Extract each record and reproduce it exactly.
--- START OF Excerpted data ---
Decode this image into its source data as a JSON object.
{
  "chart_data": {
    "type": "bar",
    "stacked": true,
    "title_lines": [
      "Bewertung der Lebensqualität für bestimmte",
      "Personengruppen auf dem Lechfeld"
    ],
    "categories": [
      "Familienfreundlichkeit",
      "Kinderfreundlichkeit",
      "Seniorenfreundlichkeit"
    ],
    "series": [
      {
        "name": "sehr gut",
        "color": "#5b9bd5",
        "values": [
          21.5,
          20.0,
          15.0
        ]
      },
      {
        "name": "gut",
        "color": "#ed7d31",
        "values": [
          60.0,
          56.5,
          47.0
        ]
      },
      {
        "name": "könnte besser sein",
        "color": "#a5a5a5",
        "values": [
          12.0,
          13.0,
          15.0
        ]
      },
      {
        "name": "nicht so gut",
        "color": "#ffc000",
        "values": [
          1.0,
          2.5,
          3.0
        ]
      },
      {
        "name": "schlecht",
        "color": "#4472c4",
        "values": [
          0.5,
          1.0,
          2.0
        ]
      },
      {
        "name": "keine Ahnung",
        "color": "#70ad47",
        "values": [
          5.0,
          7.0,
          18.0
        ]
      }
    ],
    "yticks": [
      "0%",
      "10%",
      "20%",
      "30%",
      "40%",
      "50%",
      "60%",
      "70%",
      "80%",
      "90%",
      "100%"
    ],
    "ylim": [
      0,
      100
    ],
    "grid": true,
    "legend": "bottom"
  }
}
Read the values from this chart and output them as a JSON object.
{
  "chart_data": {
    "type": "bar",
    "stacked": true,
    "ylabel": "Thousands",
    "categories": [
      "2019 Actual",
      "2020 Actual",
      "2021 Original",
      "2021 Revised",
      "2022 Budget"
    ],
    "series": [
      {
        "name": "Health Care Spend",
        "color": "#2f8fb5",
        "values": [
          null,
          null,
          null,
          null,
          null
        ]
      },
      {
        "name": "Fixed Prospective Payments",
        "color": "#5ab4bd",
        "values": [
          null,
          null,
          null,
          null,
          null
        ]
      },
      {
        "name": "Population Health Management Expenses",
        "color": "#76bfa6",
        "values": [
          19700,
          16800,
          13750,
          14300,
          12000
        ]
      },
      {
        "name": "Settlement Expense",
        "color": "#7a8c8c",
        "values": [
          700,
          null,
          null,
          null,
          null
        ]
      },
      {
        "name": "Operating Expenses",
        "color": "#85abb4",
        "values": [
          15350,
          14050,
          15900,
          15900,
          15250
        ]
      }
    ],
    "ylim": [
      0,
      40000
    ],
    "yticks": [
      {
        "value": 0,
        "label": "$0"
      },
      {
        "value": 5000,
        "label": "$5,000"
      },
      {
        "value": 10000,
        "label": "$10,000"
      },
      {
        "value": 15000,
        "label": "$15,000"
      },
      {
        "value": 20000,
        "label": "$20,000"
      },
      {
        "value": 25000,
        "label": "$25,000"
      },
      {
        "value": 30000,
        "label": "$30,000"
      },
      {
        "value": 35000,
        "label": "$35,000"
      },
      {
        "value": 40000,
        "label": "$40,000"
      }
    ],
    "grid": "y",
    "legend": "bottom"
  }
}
--- END OF Excerpted data ---
■ **Exercise output**:
Decode this image into its source data as a JSON object.
{
  "chart_data": {
    "type": "bar",
    "stacked": true,
    "title_lines": [
      "Bewertung der Lebensqualität für bestimmte",
      "Personengruppen auf dem Lechfeld"
    ],
    "categories": [
      "Familienfreundlichkeit",
      "Kinderfreundlichkeit",
      "Seniorenfreundlichkeit"
    ],
    "series": [
      {
        "name": "sehr gut",
        "color": "#5b9bd5",
        "values": [
          21.5,
          20.0,
          15.0
        ]
      },
      {
        "name": "gut",
        "color": "#ed7d31",
        "values": [
          60.0,
          56.5,
          47.0
        ]
      },
      {
        "name": "könnte besser sein",
        "color": "#a5a5a5",
        "values": [
          12.0,
          13.0,
          15.0
        ]
      },
      {
        "name": "nicht so gut",
        "color": "#ffc000",
        "values": [
          1.0,
          2.5,
          3.0
        ]
      },
      {
        "name": "schlecht",
        "color": "#4472c4",
        "values": [
          0.5,
          1.0,
          2.0
        ]
      },
      {
        "name": "keine Ahnung",
        "color": "#70ad47",
        "values": [
          5.0,
          7.0,
          18.0
        ]
      }
    ],
    "yticks": [
      "0%",
      "10%",
      "20%",
      "30%",
      "40%",
      "50%",
      "60%",
      "70%",
      "80%",
      "90%",
      "100%"
    ],
    "ylim": [
      0,
      100
    ],
    "grid": true,
    "legend": "bottom"
  }
}
Read the values from this chart and output them as a JSON object.
{
  "chart_data": {
    "type": "bar",
    "stacked": true,
    "ylabel": "Thousands",
    "categories": [
      "2019 Actual",
      "2020 Actual",
      "2021 Original",
      "2021 Revised",
      "2022 Budget"
    ],
    "series": [
      {
        "name": "Health Care Spend",
        "color": "#2f8fb5",
        "values": [
          null,
          null,
          null,
          null,
          null
        ]
      },
      {
        "name": "Fixed Prospective Payments",
        "color": "#5ab4bd",
        "values": [
          null,
          null,
          null,
          null,
          null
        ]
      },
      {
        "name": "Population Health Management Expenses",
        "color": "#76bfa6",
        "values": [
          19700,
          16800,
          13750,
          14300,
          12000
        ]
      },
      {
        "name": "Settlement Expense",
        "color": "#7a8c8c",
        "values": [
          700,
          null,
          null,
          null,
          null
        ]
      },
      {
        "name": "Operating Expenses",
        "color": "#85abb4",
        "values": [
          15350,
          14050,
          15900,
          15900,
          15250
        ]
      }
    ],
    "ylim": [
      0,
      40000
    ],
    "yticks": [
      {
        "value": 0,
        "label": "$0"
      },
      {
        "value": 5000,
        "label": "$5,000"
      },
      {
        "value": 10000,
        "label": "$10,000"
      },
      {
        "value": 15000,
        "label": "$15,000"
      },
      {
        "value": 20000,
        "label": "$20,000"
      },
      {
        "value": 25000,
        "label": "$25,000"
      },
      {
        "value": 30000,
        "label": "$30,000"
      },
      {
        "value": 35000,
        "label": "$35,000"
      },
      {
        "value": 40000,
        "label": "$40,000"
      }
    ],
    "grid": "y",
    "legend": "bottom"
  }
}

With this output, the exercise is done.